[Collection entries]

● ● ● ●

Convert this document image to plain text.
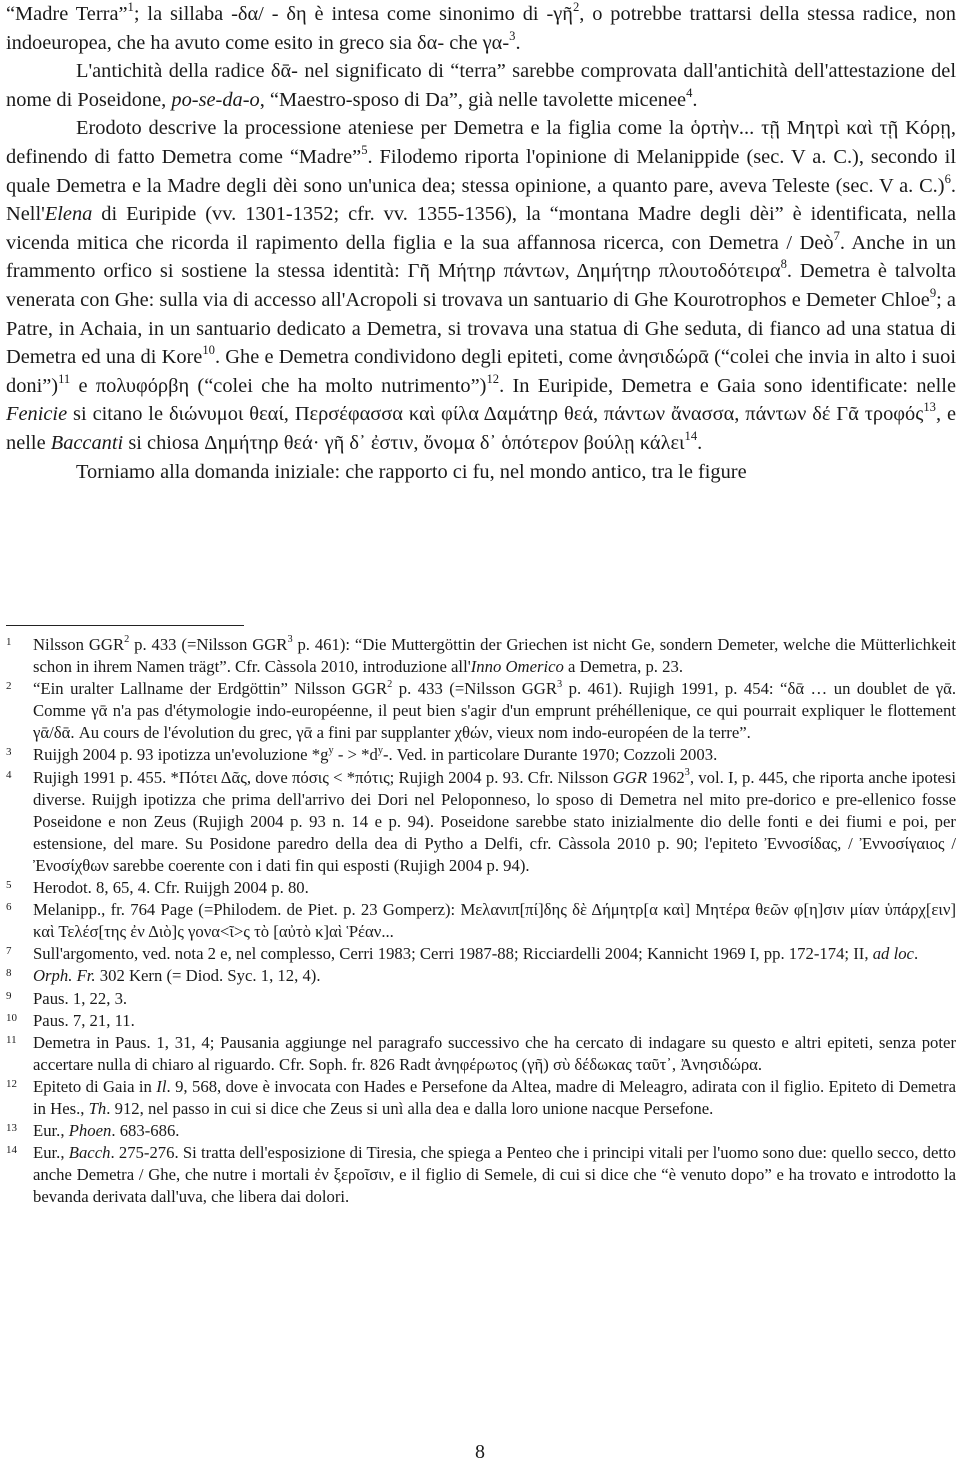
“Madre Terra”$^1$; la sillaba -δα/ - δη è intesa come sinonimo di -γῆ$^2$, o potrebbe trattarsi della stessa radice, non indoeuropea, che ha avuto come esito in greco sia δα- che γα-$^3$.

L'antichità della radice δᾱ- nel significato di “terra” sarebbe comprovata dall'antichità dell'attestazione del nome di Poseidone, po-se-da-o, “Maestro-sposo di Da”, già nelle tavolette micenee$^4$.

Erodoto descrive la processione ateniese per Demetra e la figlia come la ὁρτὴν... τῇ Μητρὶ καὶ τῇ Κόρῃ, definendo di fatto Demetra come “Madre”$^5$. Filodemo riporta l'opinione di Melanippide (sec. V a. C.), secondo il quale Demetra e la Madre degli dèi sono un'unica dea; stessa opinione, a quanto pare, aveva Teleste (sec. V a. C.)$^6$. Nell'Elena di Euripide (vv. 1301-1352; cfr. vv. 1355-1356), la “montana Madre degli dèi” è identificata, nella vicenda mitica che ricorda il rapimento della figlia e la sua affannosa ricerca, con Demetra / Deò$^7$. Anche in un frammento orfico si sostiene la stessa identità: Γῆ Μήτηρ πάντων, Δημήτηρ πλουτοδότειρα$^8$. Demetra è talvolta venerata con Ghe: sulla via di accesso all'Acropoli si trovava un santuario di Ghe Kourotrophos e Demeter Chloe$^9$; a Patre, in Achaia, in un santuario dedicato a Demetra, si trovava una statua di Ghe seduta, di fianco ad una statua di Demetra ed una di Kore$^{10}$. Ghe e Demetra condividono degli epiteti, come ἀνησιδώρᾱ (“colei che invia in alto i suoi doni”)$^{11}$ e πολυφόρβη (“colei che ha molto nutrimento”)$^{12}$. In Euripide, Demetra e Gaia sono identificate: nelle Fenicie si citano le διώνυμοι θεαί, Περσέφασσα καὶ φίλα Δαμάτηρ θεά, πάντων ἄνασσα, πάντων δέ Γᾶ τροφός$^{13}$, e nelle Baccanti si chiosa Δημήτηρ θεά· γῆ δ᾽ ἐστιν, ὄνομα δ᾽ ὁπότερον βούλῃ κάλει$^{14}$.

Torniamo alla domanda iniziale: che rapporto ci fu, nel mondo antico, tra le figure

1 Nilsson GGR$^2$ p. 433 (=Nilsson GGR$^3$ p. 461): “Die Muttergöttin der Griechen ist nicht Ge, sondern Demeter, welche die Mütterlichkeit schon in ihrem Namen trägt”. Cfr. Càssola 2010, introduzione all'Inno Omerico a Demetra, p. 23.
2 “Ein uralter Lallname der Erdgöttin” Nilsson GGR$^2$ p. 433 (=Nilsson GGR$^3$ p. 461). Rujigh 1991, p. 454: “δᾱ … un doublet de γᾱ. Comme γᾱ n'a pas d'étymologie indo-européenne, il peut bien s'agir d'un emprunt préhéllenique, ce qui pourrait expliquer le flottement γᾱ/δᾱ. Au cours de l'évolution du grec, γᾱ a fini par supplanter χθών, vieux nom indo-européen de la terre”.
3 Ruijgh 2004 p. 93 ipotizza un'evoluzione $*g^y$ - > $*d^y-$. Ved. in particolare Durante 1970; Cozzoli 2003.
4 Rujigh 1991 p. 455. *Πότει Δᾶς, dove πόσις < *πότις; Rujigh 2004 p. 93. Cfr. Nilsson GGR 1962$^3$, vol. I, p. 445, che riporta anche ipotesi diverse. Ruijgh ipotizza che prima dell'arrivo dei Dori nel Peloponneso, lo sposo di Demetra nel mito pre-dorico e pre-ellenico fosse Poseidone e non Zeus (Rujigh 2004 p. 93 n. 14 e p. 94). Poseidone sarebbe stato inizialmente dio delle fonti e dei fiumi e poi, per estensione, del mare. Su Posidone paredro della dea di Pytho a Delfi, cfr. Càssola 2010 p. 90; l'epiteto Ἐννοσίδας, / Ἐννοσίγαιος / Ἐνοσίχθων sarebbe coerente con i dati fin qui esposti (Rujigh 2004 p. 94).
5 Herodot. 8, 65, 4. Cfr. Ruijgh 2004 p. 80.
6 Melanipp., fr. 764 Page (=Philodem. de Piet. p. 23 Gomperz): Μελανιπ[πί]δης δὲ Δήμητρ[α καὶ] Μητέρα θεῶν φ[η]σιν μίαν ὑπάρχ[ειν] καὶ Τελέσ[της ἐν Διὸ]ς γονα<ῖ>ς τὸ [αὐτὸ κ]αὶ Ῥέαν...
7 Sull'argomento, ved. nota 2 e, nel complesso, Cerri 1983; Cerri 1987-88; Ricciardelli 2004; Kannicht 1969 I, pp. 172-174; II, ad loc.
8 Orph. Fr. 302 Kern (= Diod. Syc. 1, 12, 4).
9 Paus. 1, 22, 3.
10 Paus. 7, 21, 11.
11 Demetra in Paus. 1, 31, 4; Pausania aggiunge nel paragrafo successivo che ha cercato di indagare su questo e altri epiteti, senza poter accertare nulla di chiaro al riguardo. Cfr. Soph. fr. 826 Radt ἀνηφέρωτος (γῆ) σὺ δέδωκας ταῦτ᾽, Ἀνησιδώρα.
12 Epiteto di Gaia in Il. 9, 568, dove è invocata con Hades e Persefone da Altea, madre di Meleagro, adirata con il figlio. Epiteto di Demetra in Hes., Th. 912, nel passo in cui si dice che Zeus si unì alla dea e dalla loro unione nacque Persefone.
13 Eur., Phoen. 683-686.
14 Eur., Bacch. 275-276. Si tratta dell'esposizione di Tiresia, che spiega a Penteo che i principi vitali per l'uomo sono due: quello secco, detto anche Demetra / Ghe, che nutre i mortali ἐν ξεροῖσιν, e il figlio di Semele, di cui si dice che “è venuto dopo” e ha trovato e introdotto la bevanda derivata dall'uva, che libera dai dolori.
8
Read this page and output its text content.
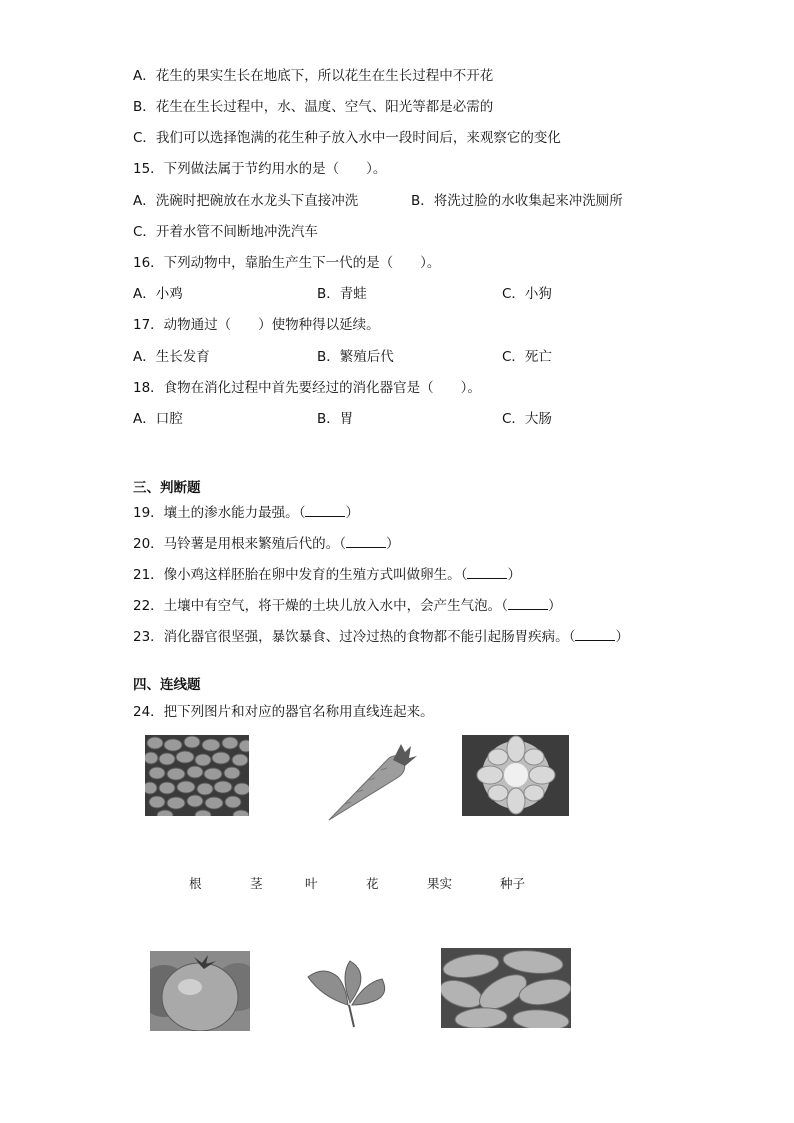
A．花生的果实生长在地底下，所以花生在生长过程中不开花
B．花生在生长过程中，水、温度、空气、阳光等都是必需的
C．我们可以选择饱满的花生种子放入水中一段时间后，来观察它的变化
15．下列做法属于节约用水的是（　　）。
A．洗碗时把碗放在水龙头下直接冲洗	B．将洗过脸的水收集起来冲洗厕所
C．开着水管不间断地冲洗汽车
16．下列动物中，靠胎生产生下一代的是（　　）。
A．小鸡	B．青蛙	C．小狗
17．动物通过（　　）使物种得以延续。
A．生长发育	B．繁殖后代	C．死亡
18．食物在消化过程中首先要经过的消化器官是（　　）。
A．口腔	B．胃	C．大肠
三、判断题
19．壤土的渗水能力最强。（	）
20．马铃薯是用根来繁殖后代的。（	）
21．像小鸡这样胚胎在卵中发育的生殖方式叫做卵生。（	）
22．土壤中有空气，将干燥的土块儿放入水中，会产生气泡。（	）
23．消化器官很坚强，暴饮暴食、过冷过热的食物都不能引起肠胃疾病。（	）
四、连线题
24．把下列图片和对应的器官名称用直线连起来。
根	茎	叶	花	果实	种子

● ● ● ●

All the records above need to be given again word for word. Skip the pictures.

Convert this document image to plain text.
“Madre Terra”$^1$; la sillaba -δα/ - δη è intesa come sinonimo di -γῆ$^2$, o potrebbe trattarsi della stessa radice, non indoeuropea, che ha avuto come esito in greco sia δα- che γα-$^3$.

L'antichità della radice δᾱ- nel significato di “terra” sarebbe comprovata dall'antichità dell'attestazione del nome di Poseidone, po-se-da-o, “Maestro-sposo di Da”, già nelle tavolette micenee$^4$.

Erodoto descrive la processione ateniese per Demetra e la figlia come la ὁρτὴν... τῇ Μητρὶ καὶ τῇ Κόρῃ, definendo di fatto Demetra come “Madre”$^5$. Filodemo riporta l'opinione di Melanippide (sec. V a. C.), secondo il quale Demetra e la Madre degli dèi sono un'unica dea; stessa opinione, a quanto pare, aveva Teleste (sec. V a. C.)$^6$. Nell'Elena di Euripide (vv. 1301-1352; cfr. vv. 1355-1356), la “montana Madre degli dèi” è identificata, nella vicenda mitica che ricorda il rapimento della figlia e la sua affannosa ricerca, con Demetra / Deò$^7$. Anche in un frammento orfico si sostiene la stessa identità: Γῆ Μήτηρ πάντων, Δημήτηρ πλουτοδότειρα$^8$. Demetra è talvolta venerata con Ghe: sulla via di accesso all'Acropoli si trovava un santuario di Ghe Kourotrophos e Demeter Chloe$^9$; a Patre, in Achaia, in un santuario dedicato a Demetra, si trovava una statua di Ghe seduta, di fianco ad una statua di Demetra ed una di Kore$^{10}$. Ghe e Demetra condividono degli epiteti, come ἀνησιδώρᾱ (“colei che invia in alto i suoi doni”)$^{11}$ e πολυφόρβη (“colei che ha molto nutrimento”)$^{12}$. In Euripide, Demetra e Gaia sono identificate: nelle Fenicie si citano le διώνυμοι θεαί, Περσέφασσα καὶ φίλα Δαμάτηρ θεά, πάντων ἄνασσα, πάντων δέ Γᾶ τροφός$^{13}$, e nelle Baccanti si chiosa Δημήτηρ θεά· γῆ δ᾽ ἐστιν, ὄνομα δ᾽ ὁπότερον βούλῃ κάλει$^{14}$.

Torniamo alla domanda iniziale: che rapporto ci fu, nel mondo antico, tra le figure

1 Nilsson GGR$^2$ p. 433 (=Nilsson GGR$^3$ p. 461): “Die Muttergöttin der Griechen ist nicht Ge, sondern Demeter, welche die Mütterlichkeit schon in ihrem Namen trägt”. Cfr. Càssola 2010, introduzione all'Inno Omerico a Demetra, p. 23.
2 “Ein uralter Lallname der Erdgöttin” Nilsson GGR$^2$ p. 433 (=Nilsson GGR$^3$ p. 461). Rujigh 1991, p. 454: “δᾱ … un doublet de γᾱ. Comme γᾱ n'a pas d'étymologie indo-européenne, il peut bien s'agir d'un emprunt préhéllenique, ce qui pourrait expliquer le flottement γᾱ/δᾱ. Au cours de l'évolution du grec, γᾱ a fini par supplanter χθών, vieux nom indo-européen de la terre”.
3 Ruijgh 2004 p. 93 ipotizza un'evoluzione $*g^y$ - > $*d^y-$. Ved. in particolare Durante 1970; Cozzoli 2003.
4 Rujigh 1991 p. 455. *Πότει Δᾶς, dove πόσις < *πότις; Rujigh 2004 p. 93. Cfr. Nilsson GGR 1962$^3$, vol. I, p. 445, che riporta anche ipotesi diverse. Ruijgh ipotizza che prima dell'arrivo dei Dori nel Peloponneso, lo sposo di Demetra nel mito pre-dorico e pre-ellenico fosse Poseidone e non Zeus (Rujigh 2004 p. 93 n. 14 e p. 94). Poseidone sarebbe stato inizialmente dio delle fonti e dei fiumi e poi, per estensione, del mare. Su Posidone paredro della dea di Pytho a Delfi, cfr. Càssola 2010 p. 90; l'epiteto Ἐννοσίδας, / Ἐννοσίγαιος / Ἐνοσίχθων sarebbe coerente con i dati fin qui esposti (Rujigh 2004 p. 94).
5 Herodot. 8, 65, 4. Cfr. Ruijgh 2004 p. 80.
6 Melanipp., fr. 764 Page (=Philodem. de Piet. p. 23 Gomperz): Μελανιπ[πί]δης δὲ Δήμητρ[α καὶ] Μητέρα θεῶν φ[η]σιν μίαν ὑπάρχ[ειν] καὶ Τελέσ[της ἐν Διὸ]ς γονα<ῖ>ς τὸ [αὐτὸ κ]αὶ Ῥέαν...
7 Sull'argomento, ved. nota 2 e, nel complesso, Cerri 1983; Cerri 1987-88; Ricciardelli 2004; Kannicht 1969 I, pp. 172-174; II, ad loc.
8 Orph. Fr. 302 Kern (= Diod. Syc. 1, 12, 4).
9 Paus. 1, 22, 3.
10 Paus. 7, 21, 11.
11 Demetra in Paus. 1, 31, 4; Pausania aggiunge nel paragrafo successivo che ha cercato di indagare su questo e altri epiteti, senza poter accertare nulla di chiaro al riguardo. Cfr. Soph. fr. 826 Radt ἀνηφέρωτος (γῆ) σὺ δέδωκας ταῦτ᾽, Ἀνησιδώρα.
12 Epiteto di Gaia in Il. 9, 568, dove è invocata con Hades e Persefone da Altea, madre di Meleagro, adirata con il figlio. Epiteto di Demetra in Hes., Th. 912, nel passo in cui si dice che Zeus si unì alla dea e dalla loro unione nacque Persefone.
13 Eur., Phoen. 683-686.
14 Eur., Bacch. 275-276. Si tratta dell'esposizione di Tiresia, che spiega a Penteo che i principi vitali per l'uomo sono due: quello secco, detto anche Demetra / Ghe, che nutre i mortali ἐν ξεροῖσιν, e il figlio di Semele, di cui si dice che “è venuto dopo” e ha trovato e introdotto la bevanda derivata dall'uva, che libera dai dolori.
8
Read this page and output its text content.
A．花生的果实生长在地底下，所以花生在生长过程中不开花
B．花生在生长过程中，水、温度、空气、阳光等都是必需的
C．我们可以选择饱满的花生种子放入水中一段时间后，来观察它的变化
15．下列做法属于节约用水的是（　　）。
A．洗碗时把碗放在水龙头下直接冲洗	B．将洗过脸的水收集起来冲洗厕所
C．开着水管不间断地冲洗汽车
16．下列动物中，靠胎生产生下一代的是（　　）。
A．小鸡	B．青蛙	C．小狗
17．动物通过（　　）使物种得以延续。
A．生长发育	B．繁殖后代	C．死亡
18．食物在消化过程中首先要经过的消化器官是（　　）。
A．口腔	B．胃	C．大肠
三、判断题
19．壤土的渗水能力最强。（	）
20．马铃薯是用根来繁殖后代的。（	）
21．像小鸡这样胚胎在卵中发育的生殖方式叫做卵生。（	）
22．土壤中有空气，将干燥的土块儿放入水中，会产生气泡。（	）
23．消化器官很坚强，暴饮暴食、过冷过热的食物都不能引起肠胃疾病。（	）
四、连线题
24．把下列图片和对应的器官名称用直线连起来。
根	茎	叶	花	果实	种子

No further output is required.